═════ Article ═════
ReLU is not used as an output layer, because of its output characteristic.

Both SCC and BC are used for classification. You can either use sigmoid activation in the output layer, or a linear activation with “from_logits = True”.

1 Like

I recommend you not do this. Language models aren’t reliable sources.

2 Likes

I understand, but this doesn’t explain why we prefer a “linear” over a “relu” at the output layer as input for the SCC.

1 Like

The point is that you are doing a multiclass classification in this case, so the output layer activation is softmax, not ReLU. There is no purpose of adding ReLU to the mix. It’s possible you could get that to work by training, but it serves no purpose: you effectively would have two activations at the output layer (ReLU → softmax). What is the point of that?

Did you read the threads I linked? The point is that `from_logits = True` just says that the softmax (or sigmoid in the binary case) happens as part of the cost calculation.

But then your actual trained model has logits as the output, so you manually need to include the softmax in “predict” mode. Either that or just do argmax on the logit outputs, since softmax is monotonic.
═════
→ What this exercise asks
1) Retype the passage of the output-layer activation thread between "But then your" and "softmax is monotonic.", inclusive, with no changes.
2) Write a continuation of the forum thread on ReLU versus linear output layers, starting after its final post.
═════ Rows ═════
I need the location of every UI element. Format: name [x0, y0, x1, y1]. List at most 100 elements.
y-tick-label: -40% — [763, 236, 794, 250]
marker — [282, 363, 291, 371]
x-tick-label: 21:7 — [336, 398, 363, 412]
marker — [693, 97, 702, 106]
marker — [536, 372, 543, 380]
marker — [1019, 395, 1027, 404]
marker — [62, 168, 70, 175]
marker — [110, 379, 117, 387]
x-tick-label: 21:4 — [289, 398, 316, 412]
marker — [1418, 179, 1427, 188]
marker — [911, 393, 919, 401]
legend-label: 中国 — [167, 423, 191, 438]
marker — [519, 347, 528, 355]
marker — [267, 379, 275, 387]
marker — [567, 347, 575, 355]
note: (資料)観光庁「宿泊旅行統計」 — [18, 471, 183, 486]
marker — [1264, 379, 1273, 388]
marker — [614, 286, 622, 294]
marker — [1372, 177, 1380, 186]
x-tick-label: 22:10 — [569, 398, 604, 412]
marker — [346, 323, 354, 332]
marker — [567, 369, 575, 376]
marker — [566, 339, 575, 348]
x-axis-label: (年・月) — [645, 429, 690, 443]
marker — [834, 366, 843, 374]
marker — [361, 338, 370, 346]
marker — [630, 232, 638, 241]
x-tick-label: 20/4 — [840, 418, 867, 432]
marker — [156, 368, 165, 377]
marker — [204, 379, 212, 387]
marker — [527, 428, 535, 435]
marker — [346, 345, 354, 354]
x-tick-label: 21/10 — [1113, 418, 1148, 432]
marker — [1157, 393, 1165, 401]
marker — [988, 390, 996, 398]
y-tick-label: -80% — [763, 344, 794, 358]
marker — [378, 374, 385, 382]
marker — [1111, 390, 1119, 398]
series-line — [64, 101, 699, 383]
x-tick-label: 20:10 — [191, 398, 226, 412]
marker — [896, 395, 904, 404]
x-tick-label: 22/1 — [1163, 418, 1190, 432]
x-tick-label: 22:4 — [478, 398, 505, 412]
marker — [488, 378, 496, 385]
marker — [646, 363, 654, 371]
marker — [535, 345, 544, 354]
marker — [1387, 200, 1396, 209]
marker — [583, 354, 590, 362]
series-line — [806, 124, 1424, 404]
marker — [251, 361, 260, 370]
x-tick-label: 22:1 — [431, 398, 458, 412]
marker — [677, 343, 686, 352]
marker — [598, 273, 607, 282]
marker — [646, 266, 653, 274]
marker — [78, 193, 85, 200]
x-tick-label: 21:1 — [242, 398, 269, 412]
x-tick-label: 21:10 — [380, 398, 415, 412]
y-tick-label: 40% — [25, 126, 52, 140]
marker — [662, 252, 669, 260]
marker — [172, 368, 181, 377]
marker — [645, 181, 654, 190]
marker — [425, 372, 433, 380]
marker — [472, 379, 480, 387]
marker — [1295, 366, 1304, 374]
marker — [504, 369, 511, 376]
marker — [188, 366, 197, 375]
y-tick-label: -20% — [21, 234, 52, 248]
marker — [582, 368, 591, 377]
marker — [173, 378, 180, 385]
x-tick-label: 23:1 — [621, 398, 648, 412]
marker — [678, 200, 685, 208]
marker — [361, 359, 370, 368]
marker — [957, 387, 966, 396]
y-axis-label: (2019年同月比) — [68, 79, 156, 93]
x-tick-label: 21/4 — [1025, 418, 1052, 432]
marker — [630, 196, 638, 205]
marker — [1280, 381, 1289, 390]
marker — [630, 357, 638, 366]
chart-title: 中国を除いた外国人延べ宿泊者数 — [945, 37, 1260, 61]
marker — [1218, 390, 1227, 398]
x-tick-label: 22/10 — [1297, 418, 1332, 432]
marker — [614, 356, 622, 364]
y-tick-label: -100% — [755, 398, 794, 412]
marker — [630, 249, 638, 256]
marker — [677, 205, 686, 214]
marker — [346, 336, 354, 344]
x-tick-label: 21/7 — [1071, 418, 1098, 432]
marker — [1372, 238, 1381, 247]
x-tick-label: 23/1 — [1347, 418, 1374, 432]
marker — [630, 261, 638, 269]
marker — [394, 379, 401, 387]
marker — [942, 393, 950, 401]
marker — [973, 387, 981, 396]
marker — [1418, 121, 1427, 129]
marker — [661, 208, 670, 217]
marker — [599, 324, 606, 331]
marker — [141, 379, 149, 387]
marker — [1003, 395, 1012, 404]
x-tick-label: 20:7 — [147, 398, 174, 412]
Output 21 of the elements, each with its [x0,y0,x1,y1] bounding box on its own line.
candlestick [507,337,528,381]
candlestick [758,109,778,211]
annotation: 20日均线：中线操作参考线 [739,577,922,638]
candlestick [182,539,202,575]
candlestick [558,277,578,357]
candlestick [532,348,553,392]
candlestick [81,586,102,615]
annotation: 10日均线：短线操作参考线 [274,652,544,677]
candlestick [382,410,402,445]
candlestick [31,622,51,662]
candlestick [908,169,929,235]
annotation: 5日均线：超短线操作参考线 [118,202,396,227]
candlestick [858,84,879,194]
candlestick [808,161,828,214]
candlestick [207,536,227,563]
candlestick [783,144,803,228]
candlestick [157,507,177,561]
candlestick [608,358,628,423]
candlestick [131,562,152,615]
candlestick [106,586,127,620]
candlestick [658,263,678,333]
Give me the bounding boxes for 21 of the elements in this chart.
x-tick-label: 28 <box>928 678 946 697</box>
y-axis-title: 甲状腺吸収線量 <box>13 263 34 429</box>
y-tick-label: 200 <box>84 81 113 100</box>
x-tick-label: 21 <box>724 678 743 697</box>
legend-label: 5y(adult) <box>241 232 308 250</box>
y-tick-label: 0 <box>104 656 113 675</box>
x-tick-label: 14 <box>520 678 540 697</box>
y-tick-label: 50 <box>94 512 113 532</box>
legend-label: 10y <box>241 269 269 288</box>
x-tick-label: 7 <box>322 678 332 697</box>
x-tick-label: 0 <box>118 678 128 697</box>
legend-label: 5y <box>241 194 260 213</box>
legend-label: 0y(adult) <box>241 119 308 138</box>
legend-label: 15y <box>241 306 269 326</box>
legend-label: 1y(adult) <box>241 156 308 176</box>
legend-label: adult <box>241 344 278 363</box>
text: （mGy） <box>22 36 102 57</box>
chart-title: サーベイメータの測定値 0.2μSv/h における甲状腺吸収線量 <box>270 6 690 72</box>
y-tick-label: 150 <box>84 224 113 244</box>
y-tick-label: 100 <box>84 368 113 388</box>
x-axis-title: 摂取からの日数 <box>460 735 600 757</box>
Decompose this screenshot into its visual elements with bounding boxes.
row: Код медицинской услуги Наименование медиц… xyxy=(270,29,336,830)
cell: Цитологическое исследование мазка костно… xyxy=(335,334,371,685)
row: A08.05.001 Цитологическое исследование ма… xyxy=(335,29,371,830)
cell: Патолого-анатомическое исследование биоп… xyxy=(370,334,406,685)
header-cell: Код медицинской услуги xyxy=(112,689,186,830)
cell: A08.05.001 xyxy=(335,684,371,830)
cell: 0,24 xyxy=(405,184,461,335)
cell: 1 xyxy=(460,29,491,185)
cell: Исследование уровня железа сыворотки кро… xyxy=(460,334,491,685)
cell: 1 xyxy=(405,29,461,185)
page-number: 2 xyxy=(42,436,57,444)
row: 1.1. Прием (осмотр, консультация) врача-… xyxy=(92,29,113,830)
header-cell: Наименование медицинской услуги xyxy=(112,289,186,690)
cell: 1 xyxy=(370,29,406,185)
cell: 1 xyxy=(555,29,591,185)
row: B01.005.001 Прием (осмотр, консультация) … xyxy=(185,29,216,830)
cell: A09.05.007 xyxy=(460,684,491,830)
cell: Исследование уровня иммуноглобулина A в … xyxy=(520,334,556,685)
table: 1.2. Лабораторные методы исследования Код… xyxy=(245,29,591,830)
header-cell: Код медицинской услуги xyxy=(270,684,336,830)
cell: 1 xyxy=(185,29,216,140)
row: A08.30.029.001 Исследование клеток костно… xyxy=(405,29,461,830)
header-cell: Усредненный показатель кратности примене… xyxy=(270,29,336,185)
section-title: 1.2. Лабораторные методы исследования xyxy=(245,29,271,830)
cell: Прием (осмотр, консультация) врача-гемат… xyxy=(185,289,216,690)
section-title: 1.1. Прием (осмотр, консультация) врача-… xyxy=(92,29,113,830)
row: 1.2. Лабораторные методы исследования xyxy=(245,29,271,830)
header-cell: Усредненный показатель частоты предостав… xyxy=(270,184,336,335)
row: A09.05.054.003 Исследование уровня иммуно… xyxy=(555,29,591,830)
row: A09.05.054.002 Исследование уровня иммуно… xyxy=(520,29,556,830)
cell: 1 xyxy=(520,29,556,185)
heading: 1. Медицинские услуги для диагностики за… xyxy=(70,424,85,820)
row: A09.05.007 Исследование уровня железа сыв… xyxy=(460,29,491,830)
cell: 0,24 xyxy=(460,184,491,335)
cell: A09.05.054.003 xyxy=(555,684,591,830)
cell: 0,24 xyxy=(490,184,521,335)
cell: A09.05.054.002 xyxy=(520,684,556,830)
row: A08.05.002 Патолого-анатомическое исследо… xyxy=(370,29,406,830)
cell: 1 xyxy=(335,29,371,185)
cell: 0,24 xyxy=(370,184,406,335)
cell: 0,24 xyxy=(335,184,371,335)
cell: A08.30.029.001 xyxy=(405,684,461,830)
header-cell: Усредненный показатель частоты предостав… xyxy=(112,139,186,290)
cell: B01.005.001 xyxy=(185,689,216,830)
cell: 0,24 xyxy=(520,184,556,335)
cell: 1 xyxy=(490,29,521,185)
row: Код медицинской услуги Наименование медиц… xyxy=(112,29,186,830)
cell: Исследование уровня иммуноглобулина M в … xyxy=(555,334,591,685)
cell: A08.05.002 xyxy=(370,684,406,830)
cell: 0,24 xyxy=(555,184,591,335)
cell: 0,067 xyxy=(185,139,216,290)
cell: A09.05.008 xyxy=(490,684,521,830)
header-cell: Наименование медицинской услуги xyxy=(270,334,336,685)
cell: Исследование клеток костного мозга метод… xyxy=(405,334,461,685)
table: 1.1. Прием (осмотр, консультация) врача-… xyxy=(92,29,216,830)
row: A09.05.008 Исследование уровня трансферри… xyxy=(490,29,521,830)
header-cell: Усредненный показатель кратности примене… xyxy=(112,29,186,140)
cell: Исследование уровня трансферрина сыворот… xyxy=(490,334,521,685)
═════
→ Task responses
1)
But then your actual trained model has logits as the output, so you manually need to include the softmax in “predict” mode. Either that or just do argmax on the logit outputs, since softmax is monotonic.

2)
3 Likes

@paulinpaloalto yes I read it. Using linear you are saying basically you are not using an activation function at all at the end basically, therefore you use softmax combined with the cost calculation for numerical stability? Thanks!

1 Like

Yes, that’s correct. Although I would phrase it differently: softmax is the activation, it’s just that you don’t explicitly include it in the output layer. It gets applied in the loss calculation and then as an extra step when executing the model in “predict” mode.

2 Likes

When you see why logits = True is used as it helps in better stability for the softmax to work. You could have put softmax at the last layer and set logits = False but the more robust way and gives more stability is when you set logits = True and last layer as linear which computes softmax internally and is more good.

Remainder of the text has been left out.